§ WHAT YOU SHOULD DO
Each line of the listing that contains the word "purple" is to be copied.

═══ DATA FOR THIS EXERCISE ═══

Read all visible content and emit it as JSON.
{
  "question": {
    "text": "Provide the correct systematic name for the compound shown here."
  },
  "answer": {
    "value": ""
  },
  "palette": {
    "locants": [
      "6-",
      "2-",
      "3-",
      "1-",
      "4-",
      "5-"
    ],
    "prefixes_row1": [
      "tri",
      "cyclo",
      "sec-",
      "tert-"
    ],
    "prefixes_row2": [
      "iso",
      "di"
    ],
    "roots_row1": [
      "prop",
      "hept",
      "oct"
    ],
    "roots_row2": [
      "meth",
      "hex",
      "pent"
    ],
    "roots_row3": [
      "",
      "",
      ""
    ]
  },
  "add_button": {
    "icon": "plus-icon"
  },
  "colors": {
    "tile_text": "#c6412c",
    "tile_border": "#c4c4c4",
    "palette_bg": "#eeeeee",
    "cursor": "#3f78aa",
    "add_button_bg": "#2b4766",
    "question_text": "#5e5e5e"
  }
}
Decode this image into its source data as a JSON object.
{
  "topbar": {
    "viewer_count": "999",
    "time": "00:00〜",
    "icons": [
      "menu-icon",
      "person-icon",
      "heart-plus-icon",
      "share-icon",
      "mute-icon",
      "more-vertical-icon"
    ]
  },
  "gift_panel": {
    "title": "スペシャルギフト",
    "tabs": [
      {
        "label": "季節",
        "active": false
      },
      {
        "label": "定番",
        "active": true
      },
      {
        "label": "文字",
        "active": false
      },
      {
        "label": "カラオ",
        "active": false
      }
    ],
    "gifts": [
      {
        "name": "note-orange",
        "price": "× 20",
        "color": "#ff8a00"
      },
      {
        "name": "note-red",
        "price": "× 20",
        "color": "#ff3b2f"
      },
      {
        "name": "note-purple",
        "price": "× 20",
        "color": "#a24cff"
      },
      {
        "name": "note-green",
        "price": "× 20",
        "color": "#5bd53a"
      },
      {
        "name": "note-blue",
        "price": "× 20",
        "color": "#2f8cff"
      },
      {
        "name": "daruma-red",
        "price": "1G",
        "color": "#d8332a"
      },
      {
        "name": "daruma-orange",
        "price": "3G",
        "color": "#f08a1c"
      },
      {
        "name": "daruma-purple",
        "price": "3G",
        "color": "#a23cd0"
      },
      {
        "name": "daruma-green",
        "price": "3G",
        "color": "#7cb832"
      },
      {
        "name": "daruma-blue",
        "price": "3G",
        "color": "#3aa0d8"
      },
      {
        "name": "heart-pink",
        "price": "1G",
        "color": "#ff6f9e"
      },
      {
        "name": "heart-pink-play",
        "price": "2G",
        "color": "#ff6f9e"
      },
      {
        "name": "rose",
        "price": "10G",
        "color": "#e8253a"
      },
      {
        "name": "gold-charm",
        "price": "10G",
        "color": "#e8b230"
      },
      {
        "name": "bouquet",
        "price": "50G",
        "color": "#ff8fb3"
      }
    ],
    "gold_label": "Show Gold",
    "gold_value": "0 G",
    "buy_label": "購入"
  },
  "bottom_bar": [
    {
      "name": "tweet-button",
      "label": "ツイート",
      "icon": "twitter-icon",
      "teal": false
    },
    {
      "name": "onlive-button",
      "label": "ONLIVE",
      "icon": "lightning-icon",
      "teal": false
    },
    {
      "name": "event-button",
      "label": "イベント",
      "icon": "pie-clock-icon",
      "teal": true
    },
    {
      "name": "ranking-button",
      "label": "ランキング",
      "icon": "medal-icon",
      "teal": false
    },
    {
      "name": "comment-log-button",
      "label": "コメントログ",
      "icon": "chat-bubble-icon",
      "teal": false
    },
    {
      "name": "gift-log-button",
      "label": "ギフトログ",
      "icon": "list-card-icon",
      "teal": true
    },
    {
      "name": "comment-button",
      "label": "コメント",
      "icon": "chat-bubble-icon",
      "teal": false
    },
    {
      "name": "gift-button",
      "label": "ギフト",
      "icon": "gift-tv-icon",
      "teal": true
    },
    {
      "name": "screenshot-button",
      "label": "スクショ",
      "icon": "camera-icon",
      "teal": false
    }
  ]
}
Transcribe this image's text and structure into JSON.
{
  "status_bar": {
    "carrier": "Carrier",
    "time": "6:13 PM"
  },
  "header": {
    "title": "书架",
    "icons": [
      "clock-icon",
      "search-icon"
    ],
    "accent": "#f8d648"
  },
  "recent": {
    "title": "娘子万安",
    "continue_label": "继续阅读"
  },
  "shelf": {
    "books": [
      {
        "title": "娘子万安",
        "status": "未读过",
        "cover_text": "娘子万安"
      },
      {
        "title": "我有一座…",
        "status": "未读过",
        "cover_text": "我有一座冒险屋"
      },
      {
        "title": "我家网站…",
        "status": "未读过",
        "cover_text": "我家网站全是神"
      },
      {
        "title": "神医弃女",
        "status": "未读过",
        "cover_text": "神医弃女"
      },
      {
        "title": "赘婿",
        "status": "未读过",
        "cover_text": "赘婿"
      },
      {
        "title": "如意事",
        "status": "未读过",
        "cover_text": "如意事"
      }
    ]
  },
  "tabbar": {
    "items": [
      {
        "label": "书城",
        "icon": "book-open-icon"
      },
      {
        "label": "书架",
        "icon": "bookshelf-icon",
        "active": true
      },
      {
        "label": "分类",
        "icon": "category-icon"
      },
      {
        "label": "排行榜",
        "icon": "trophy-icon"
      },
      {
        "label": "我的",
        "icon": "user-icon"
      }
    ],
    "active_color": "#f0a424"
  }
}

═══

§ THE RESPONSE
        "name": "note-purple",
        "name": "daruma-purple",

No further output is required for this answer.